#### The problem
Return a copy of every line in the records that includes the word "orbital".

Images of pages and their text:
Content starts

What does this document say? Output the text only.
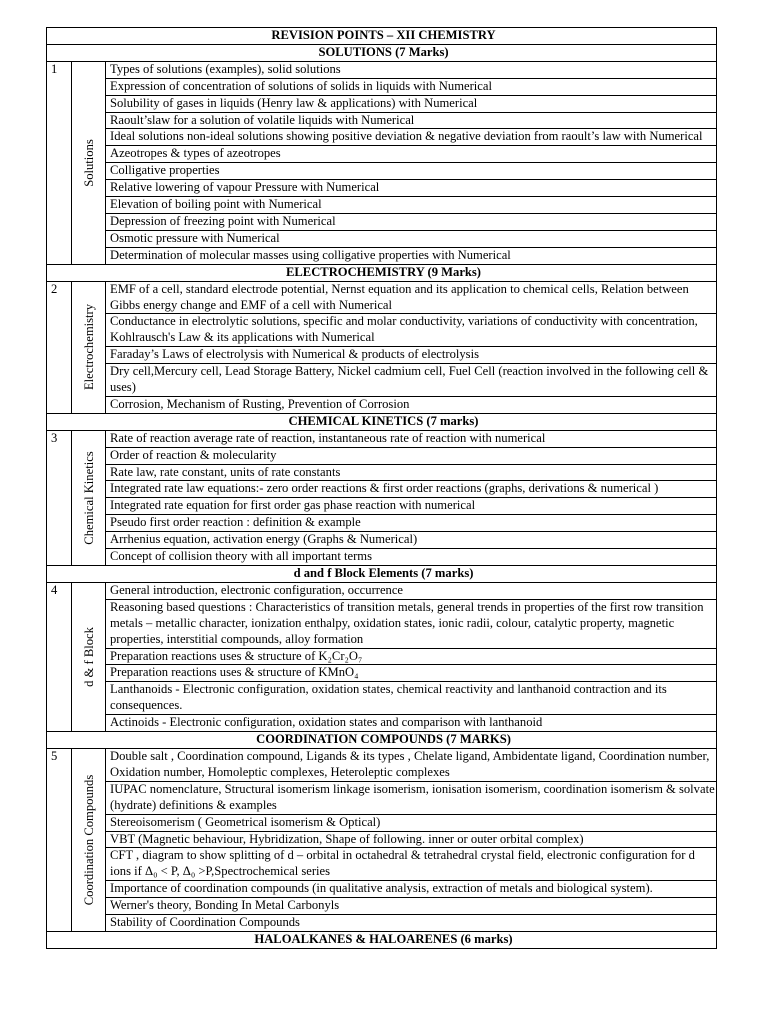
REVISION POINTS – XII CHEMISTRY		
SOLUTIONS (7 Marks)		
1	Solutions	Types of solutions (examples), solid solutions
		Expression of concentration of solutions of solids in liquids with Numerical
		Solubility of gases in liquids (Henry law & applications) with Numerical
		Raoult’slaw for a solution of volatile liquids with Numerical
		Ideal solutions non-ideal solutions showing positive deviation & negative deviation from raoult’s law with Numerical
		Azeotropes & types of azeotropes
		Colligative properties
		Relative lowering of vapour Pressure with Numerical
		Elevation of boiling point with Numerical
		Depression of freezing point with Numerical
		Osmotic pressure with Numerical
		Determination of molecular masses using colligative properties with Numerical
ELECTROCHEMISTRY (9 Marks)		
2	Electrochemistry	EMF of a cell, standard electrode potential, Nernst equation and its application to chemical cells, Relation between Gibbs energy change and EMF of a cell with Numerical
		Conductance in electrolytic solutions, specific and molar conductivity, variations of conductivity with concentration, Kohlrausch's Law & its applications with Numerical
		Faraday’s Laws of electrolysis with Numerical & products of electrolysis
		Dry cell,Mercury cell, Lead Storage Battery, Nickel cadmium cell, Fuel Cell (reaction involved in the following cell & uses)
		Corrosion, Mechanism of Rusting, Prevention of Corrosion
CHEMICAL KINETICS (7 marks)		
3	Chemical Kinetics	Rate of reaction average rate of reaction, instantaneous rate of reaction with numerical
		Order of reaction & molecularity
		Rate law, rate constant, units of rate constants
		Integrated rate law equations:- zero order reactions & first order reactions (graphs, derivations & numerical )
		Integrated rate equation for first order gas phase reaction with numerical
		Pseudo first order reaction : definition & example
		Arrhenius equation, activation energy (Graphs & Numerical)
		Concept of collision theory with all important terms
d and f Block Elements (7 marks)		
4	d & f Block	General introduction, electronic configuration, occurrence
		Reasoning based questions : Characteristics of transition metals, general trends in properties of the first row transition metals – metallic character, ionization enthalpy, oxidation states, ionic radii, colour, catalytic property, magnetic properties, interstitial compounds, alloy formation
		Preparation reactions uses & structure of K₂Cr₂O₇
		Preparation reactions uses & structure of KMnO₄
		Lanthanoids - Electronic configuration, oxidation states, chemical reactivity and lanthanoid contraction and its consequences.
		Actinoids - Electronic configuration, oxidation states and comparison with lanthanoid
COORDINATION COMPOUNDS (7 MARKS)		
5	Coordination Compounds	Double salt , Coordination compound, Ligands & its types , Chelate ligand, Ambidentate ligand, Coordination number, Oxidation number, Homoleptic complexes, Heteroleptic complexes
		IUPAC nomenclature, Structural isomerism linkage isomerism, ionisation isomerism, coordination isomerism & solvate (hydrate) definitions & examples
		Stereoisomerism ( Geometrical isomerism & Optical)
		VBT (Magnetic behaviour, Hybridization, Shape of following. inner or outer orbital complex)
		CFT , diagram to show splitting of d – orbital in octahedral & tetrahedral crystal field, electronic configuration for d ions if Δ₀ < P, Δ₀ >P,Spectrochemical series
		Importance of coordination compounds (in qualitative analysis, extraction of metals and biological system).
		Werner's theory, Bonding In Metal Carbonyls
		Stability of Coordination Compounds
HALOALKANES & HALOARENES (6 marks)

Content ends

#### Expected answer
		VBT (Magnetic behaviour, Hybridization, Shape of following. inner or outer orbital complex)
		CFT , diagram to show splitting of d – orbital in octahedral & tetrahedral crystal field, electronic configuration for d ions if Δ₀ < P, Δ₀ >P,Spectrochemical series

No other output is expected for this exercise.